Required task » Give an exact transcription of every line, dropping the images.
※ ※ ※
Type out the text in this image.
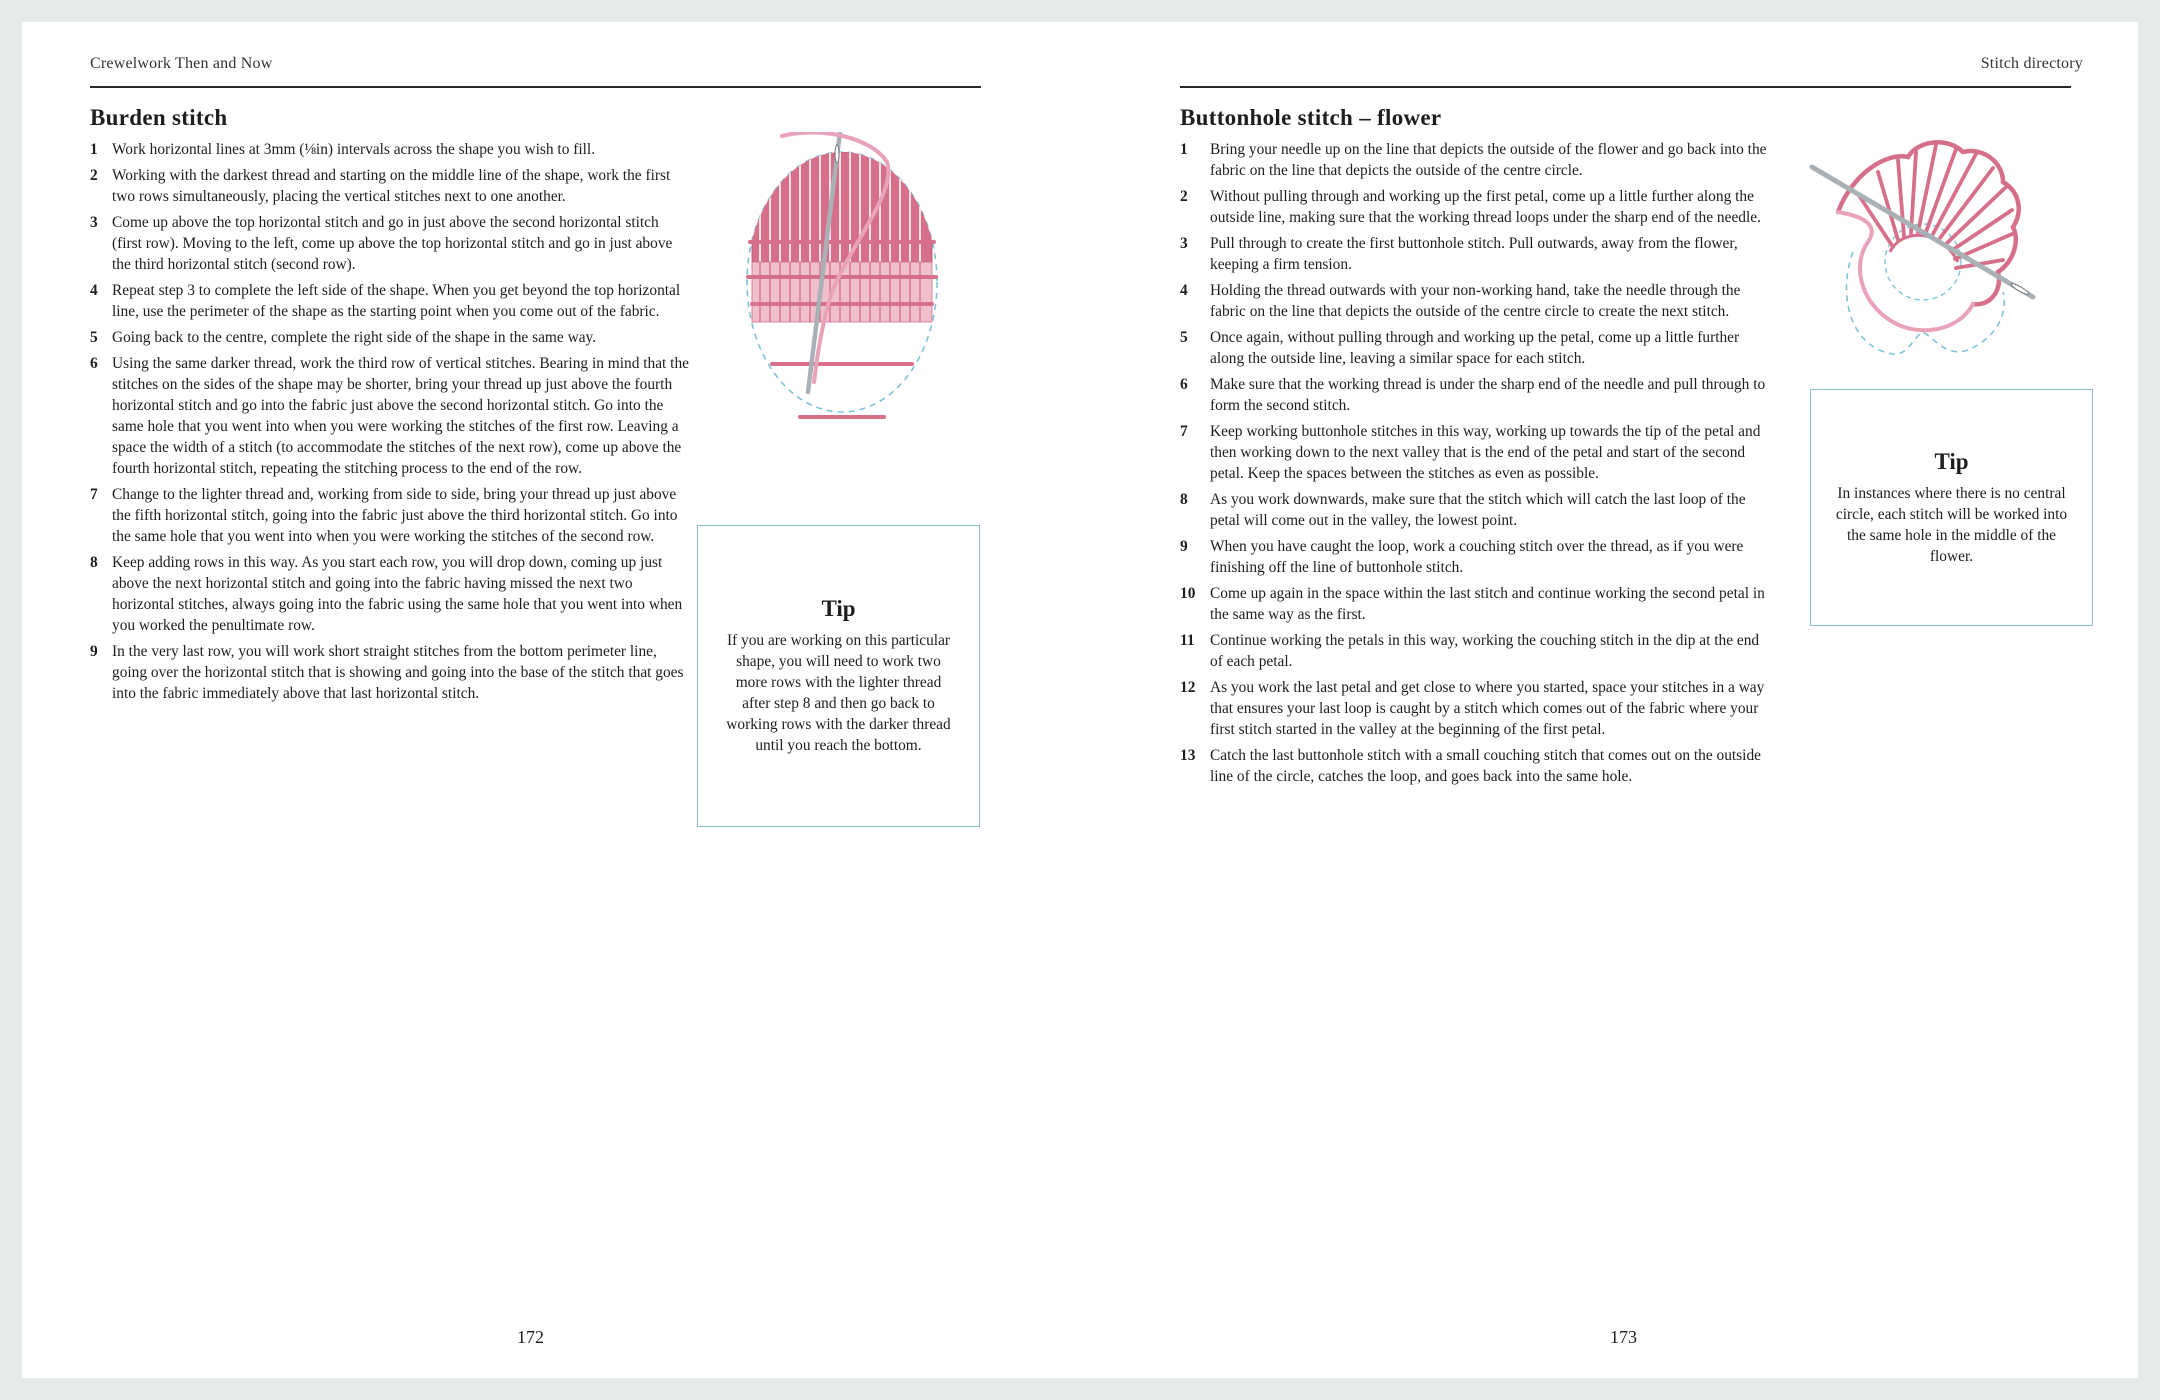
Crewelwork Then and Now
Burden stitch
1 Work horizontal lines at 3mm (⅛in) intervals across the shape you wish to fill.
2 Working with the darkest thread and starting on the middle line of the shape, work the first two rows simultaneously, placing the vertical stitches next to one another.
3 Come up above the top horizontal stitch and go in just above the second horizontal stitch (first row). Moving to the left, come up above the top horizontal stitch and go in just above the third horizontal stitch (second row).
4 Repeat step 3 to complete the left side of the shape. When you get beyond the top horizontal line, use the perimeter of the shape as the starting point when you come out of the fabric.
5 Going back to the centre, complete the right side of the shape in the same way.
6 Using the same darker thread, work the third row of vertical stitches. Bearing in mind that the stitches on the sides of the shape may be shorter, bring your thread up just above the fourth horizontal stitch and go into the fabric just above the second horizontal stitch. Go into the same hole that you went into when you were working the stitches of the first row. Leaving a space the width of a stitch (to accommodate the stitches of the next row), come up above the fourth horizontal stitch, repeating the stitching process to the end of the row.
7 Change to the lighter thread and, working from side to side, bring your thread up just above the fifth horizontal stitch, going into the fabric just above the third horizontal stitch. Go into the same hole that you went into when you were working the stitches of the second row.
8 Keep adding rows in this way. As you start each row, you will drop down, coming up just above the next horizontal stitch and going into the fabric having missed the next two horizontal stitches, always going into the fabric using the same hole that you went into when you worked the penultimate row.
9 In the very last row, you will work short straight stitches from the bottom perimeter line, going over the horizontal stitch that is showing and going into the base of the stitch that goes into the fabric immediately above that last horizontal stitch.
Tip

If you are working on this particular shape, you will need to work two more rows with the lighter thread after step 8 and then go back to working rows with the darker thread until you reach the bottom.

172
Stitch directory
Buttonhole stitch – flower
1 Bring your needle up on the line that depicts the outside of the flower and go back into the fabric on the line that depicts the outside of the centre circle.
2 Without pulling through and working up the first petal, come up a little further along the outside line, making sure that the working thread loops under the sharp end of the needle.
3 Pull through to create the first buttonhole stitch. Pull outwards, away from the flower, keeping a firm tension.
4 Holding the thread outwards with your non-working hand, take the needle through the fabric on the line that depicts the outside of the centre circle to create the next stitch.
5 Once again, without pulling through and working up the petal, come up a little further along the outside line, leaving a similar space for each stitch.
6 Make sure that the working thread is under the sharp end of the needle and pull through to form the second stitch.
7 Keep working buttonhole stitches in this way, working up towards the tip of the petal and then working down to the next valley that is the end of the petal and start of the second petal. Keep the spaces between the stitches as even as possible.
8 As you work downwards, make sure that the stitch which will catch the last loop of the petal will come out in the valley, the lowest point.
9 When you have caught the loop, work a couching stitch over the thread, as if you were finishing off the line of buttonhole stitch.
10 Come up again in the space within the last stitch and continue working the second petal in the same way as the first.
11 Continue working the petals in this way, working the couching stitch in the dip at the end of each petal.
12 As you work the last petal and get close to where you started, space your stitches in a way that ensures your last loop is caught by a stitch which comes out of the fabric where your first stitch started in the valley at the beginning of the first petal.
13 Catch the last buttonhole stitch with a small couching stitch that comes out on the outside line of the circle, catches the loop, and goes back into the same hole.
Tip

In instances where there is no central circle, each stitch will be worked into the same hole in the middle of the flower.

173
※ ※ ※
Written solution »
Type out the text in this image.
Crewelwork Then and Now
Burden stitch
1 Work horizontal lines at 3mm (⅛in) intervals across the shape you wish to fill.
2 Working with the darkest thread and starting on the middle line of the shape, work the first two rows simultaneously, placing the vertical stitches next to one another.
3 Come up above the top horizontal stitch and go in just above the second horizontal stitch (first row). Moving to the left, come up above the top horizontal stitch and go in just above the third horizontal stitch (second row).
4 Repeat step 3 to complete the left side of the shape. When you get beyond the top horizontal line, use the perimeter of the shape as the starting point when you come out of the fabric.
5 Going back to the centre, complete the right side of the shape in the same way.
6 Using the same darker thread, work the third row of vertical stitches. Bearing in mind that the stitches on the sides of the shape may be shorter, bring your thread up just above the fourth horizontal stitch and go into the fabric just above the second horizontal stitch. Go into the same hole that you went into when you were working the stitches of the first row. Leaving a space the width of a stitch (to accommodate the stitches of the next row), come up above the fourth horizontal stitch, repeating the stitching process to the end of the row.
7 Change to the lighter thread and, working from side to side, bring your thread up just above the fifth horizontal stitch, going into the fabric just above the third horizontal stitch. Go into the same hole that you went into when you were working the stitches of the second row.
8 Keep adding rows in this way. As you start each row, you will drop down, coming up just above the next horizontal stitch and going into the fabric having missed the next two horizontal stitches, always going into the fabric using the same hole that you went into when you worked the penultimate row.
9 In the very last row, you will work short straight stitches from the bottom perimeter line, going over the horizontal stitch that is showing and going into the base of the stitch that goes into the fabric immediately above that last horizontal stitch.
Tip

If you are working on this particular shape, you will need to work two more rows with the lighter thread after step 8 and then go back to working rows with the darker thread until you reach the bottom.

172
Stitch directory
Buttonhole stitch – flower
1 Bring your needle up on the line that depicts the outside of the flower and go back into the fabric on the line that depicts the outside of the centre circle.
2 Without pulling through and working up the first petal, come up a little further along the outside line, making sure that the working thread loops under the sharp end of the needle.
3 Pull through to create the first buttonhole stitch. Pull outwards, away from the flower, keeping a firm tension.
4 Holding the thread outwards with your non-working hand, take the needle through the fabric on the line that depicts the outside of the centre circle to create the next stitch.
5 Once again, without pulling through and working up the petal, come up a little further along the outside line, leaving a similar space for each stitch.
6 Make sure that the working thread is under the sharp end of the needle and pull through to form the second stitch.
7 Keep working buttonhole stitches in this way, working up towards the tip of the petal and then working down to the next valley that is the end of the petal and start of the second petal. Keep the spaces between the stitches as even as possible.
8 As you work downwards, make sure that the stitch which will catch the last loop of the petal will come out in the valley, the lowest point.
9 When you have caught the loop, work a couching stitch over the thread, as if you were finishing off the line of buttonhole stitch.
10 Come up again in the space within the last stitch and continue working the second petal in the same way as the first.
11 Continue working the petals in this way, working the couching stitch in the dip at the end of each petal.
12 As you work the last petal and get close to where you started, space your stitches in a way that ensures your last loop is caught by a stitch which comes out of the fabric where your first stitch started in the valley at the beginning of the first petal.
13 Catch the last buttonhole stitch with a small couching stitch that comes out on the outside line of the circle, catches the loop, and goes back into the same hole.
Tip

In instances where there is no central circle, each stitch will be worked into the same hole in the middle of the flower.

173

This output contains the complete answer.